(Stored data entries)
________________________________________

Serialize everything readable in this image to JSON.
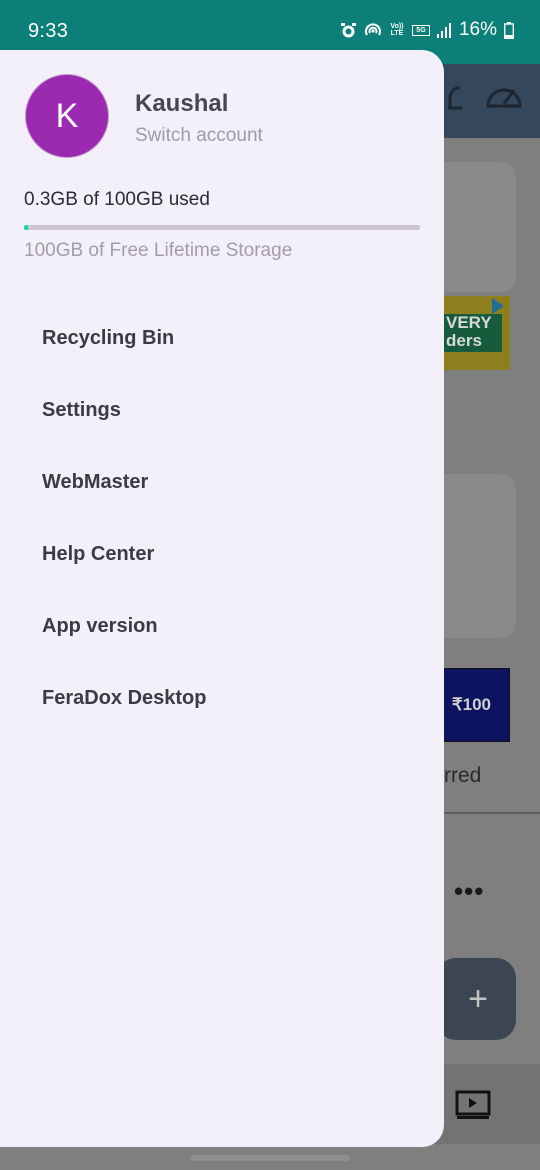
{
  "status_bar": {
    "time": "9:33",
    "battery": "16%",
    "network_labels": [
      "Vo)) LTE",
      "5G"
    ],
    "icons": [
      "alarm-icon",
      "hotspot-icon",
      "volte-icon",
      "5g-icon",
      "signal-icon",
      "battery-icon"
    ]
  },
  "account": {
    "avatar_letter": "K",
    "name": "Kaushal",
    "switch_label": "Switch account"
  },
  "storage": {
    "used_label": "0.3GB of 100GB used",
    "used_fraction": 0.003,
    "note": "100GB of Free Lifetime Storage"
  },
  "menu": [
    {
      "label": "Recycling Bin"
    },
    {
      "label": "Settings"
    },
    {
      "label": "WebMaster"
    },
    {
      "label": "Help Center"
    },
    {
      "label": "App version"
    },
    {
      "label": "FeraDox Desktop"
    }
  ],
  "background": {
    "banner1_text": "VERY ders",
    "banner2_text": "₹100",
    "section_text": "rred",
    "more_text": "•••",
    "fab_text": "+"
  },
  "colors": {
    "status_bar": "#0b7f78",
    "drawer_bg": "#f4f0fa",
    "avatar": "#9b2ab0",
    "progress_fill": "#1fd2a8",
    "progress_track": "#cbc6d0"
  }
}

________________________________________

Your copy should repeat each entry above exactly but contain no pictures.

Serialize everything readable in this image to JSON.
{
  "status_bar": {
    "time": "9:33",
    "battery": "16%",
    "network_labels": [
      "Vo)) LTE",
      "5G"
    ],
    "icons": [
      "alarm-icon",
      "hotspot-icon",
      "volte-icon",
      "5g-icon",
      "signal-icon",
      "battery-icon"
    ]
  },
  "account": {
    "avatar_letter": "K",
    "name": "Kaushal",
    "switch_label": "Switch account"
  },
  "storage": {
    "used_label": "0.3GB of 100GB used",
    "used_fraction": 0.003,
    "note": "100GB of Free Lifetime Storage"
  },
  "menu": [
    {
      "label": "Recycling Bin"
    },
    {
      "label": "Settings"
    },
    {
      "label": "WebMaster"
    },
    {
      "label": "Help Center"
    },
    {
      "label": "App version"
    },
    {
      "label": "FeraDox Desktop"
    }
  ],
  "background": {
    "banner1_text": "VERY ders",
    "banner2_text": "₹100",
    "section_text": "rred",
    "more_text": "•••",
    "fab_text": "+"
  },
  "colors": {
    "status_bar": "#0b7f78",
    "drawer_bg": "#f4f0fa",
    "avatar": "#9b2ab0",
    "progress_fill": "#1fd2a8",
    "progress_track": "#cbc6d0"
  }
}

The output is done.